Start of GIVEN RECORDS
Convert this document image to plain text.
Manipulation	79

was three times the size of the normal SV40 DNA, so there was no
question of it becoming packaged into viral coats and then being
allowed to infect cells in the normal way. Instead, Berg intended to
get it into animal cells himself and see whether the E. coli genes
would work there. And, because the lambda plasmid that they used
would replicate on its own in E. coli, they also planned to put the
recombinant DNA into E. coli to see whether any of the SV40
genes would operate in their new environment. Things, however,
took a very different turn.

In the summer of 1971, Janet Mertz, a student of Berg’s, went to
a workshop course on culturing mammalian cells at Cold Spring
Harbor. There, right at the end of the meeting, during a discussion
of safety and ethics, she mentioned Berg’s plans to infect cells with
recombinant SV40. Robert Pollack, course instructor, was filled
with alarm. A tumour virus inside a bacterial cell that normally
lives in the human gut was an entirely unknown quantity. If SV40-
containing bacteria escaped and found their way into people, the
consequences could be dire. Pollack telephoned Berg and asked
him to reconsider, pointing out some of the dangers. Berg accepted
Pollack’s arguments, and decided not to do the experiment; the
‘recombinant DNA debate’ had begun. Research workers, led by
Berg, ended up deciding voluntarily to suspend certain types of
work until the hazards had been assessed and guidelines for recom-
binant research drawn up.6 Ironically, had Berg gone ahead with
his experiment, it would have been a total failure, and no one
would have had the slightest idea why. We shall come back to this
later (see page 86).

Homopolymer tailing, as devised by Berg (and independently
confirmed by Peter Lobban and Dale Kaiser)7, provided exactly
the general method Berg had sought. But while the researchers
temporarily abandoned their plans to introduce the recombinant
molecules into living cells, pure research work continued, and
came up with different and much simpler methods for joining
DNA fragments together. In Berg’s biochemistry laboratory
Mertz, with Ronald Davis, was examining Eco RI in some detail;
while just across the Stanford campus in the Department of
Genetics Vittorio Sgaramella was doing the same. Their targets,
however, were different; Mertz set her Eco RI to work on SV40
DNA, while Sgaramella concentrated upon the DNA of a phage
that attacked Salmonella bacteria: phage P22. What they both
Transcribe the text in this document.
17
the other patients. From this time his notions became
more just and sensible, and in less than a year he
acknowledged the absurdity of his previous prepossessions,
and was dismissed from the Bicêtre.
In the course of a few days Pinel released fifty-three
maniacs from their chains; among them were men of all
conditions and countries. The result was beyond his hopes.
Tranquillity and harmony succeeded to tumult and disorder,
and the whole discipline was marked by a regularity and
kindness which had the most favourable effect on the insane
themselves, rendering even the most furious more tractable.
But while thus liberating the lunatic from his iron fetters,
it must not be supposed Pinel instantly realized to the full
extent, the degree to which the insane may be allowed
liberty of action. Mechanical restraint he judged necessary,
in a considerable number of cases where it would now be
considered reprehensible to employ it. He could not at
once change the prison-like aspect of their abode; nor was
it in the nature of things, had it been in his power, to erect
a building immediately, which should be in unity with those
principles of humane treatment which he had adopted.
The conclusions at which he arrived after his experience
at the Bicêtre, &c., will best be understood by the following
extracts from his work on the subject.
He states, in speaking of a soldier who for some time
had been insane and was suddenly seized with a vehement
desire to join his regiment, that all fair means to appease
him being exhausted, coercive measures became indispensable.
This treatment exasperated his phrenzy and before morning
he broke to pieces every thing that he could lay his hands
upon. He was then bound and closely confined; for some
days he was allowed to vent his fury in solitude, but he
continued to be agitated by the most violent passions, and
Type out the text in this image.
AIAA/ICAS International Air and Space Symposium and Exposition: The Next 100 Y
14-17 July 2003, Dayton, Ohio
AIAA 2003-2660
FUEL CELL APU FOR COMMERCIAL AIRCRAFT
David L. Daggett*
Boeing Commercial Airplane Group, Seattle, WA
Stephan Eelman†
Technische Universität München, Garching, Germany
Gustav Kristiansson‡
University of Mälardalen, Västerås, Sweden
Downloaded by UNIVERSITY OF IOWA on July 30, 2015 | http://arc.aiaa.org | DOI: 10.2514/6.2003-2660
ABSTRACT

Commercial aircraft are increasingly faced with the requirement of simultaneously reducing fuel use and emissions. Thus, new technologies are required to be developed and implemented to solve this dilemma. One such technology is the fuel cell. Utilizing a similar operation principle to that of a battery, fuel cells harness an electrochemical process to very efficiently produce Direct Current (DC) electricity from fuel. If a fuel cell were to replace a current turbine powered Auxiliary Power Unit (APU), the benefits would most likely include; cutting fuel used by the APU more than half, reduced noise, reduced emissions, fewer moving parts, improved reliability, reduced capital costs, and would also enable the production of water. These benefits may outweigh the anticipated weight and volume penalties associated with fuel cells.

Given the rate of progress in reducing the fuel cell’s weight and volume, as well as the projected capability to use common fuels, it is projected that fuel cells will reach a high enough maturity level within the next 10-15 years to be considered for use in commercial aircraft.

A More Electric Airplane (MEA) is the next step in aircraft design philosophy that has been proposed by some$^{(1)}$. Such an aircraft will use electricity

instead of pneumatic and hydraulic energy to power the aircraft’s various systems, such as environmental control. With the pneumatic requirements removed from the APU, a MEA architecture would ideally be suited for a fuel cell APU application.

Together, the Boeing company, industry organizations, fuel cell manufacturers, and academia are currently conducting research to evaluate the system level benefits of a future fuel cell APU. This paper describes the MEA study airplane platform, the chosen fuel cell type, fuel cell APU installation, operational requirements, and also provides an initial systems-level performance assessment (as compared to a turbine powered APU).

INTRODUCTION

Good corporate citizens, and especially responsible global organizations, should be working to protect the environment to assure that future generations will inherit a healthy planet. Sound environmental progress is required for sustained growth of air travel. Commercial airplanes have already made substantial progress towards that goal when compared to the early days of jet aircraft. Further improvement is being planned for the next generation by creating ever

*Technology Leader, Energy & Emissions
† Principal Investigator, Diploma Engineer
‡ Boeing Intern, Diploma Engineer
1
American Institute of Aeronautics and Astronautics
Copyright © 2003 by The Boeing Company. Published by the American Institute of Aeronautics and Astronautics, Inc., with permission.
End of GIVEN RECORDS
» WHAT IS REQUIRED
Within the entries above, how many lines contain "infect"? Respond with the number only.

» RESPONSE TO THIS TASK
2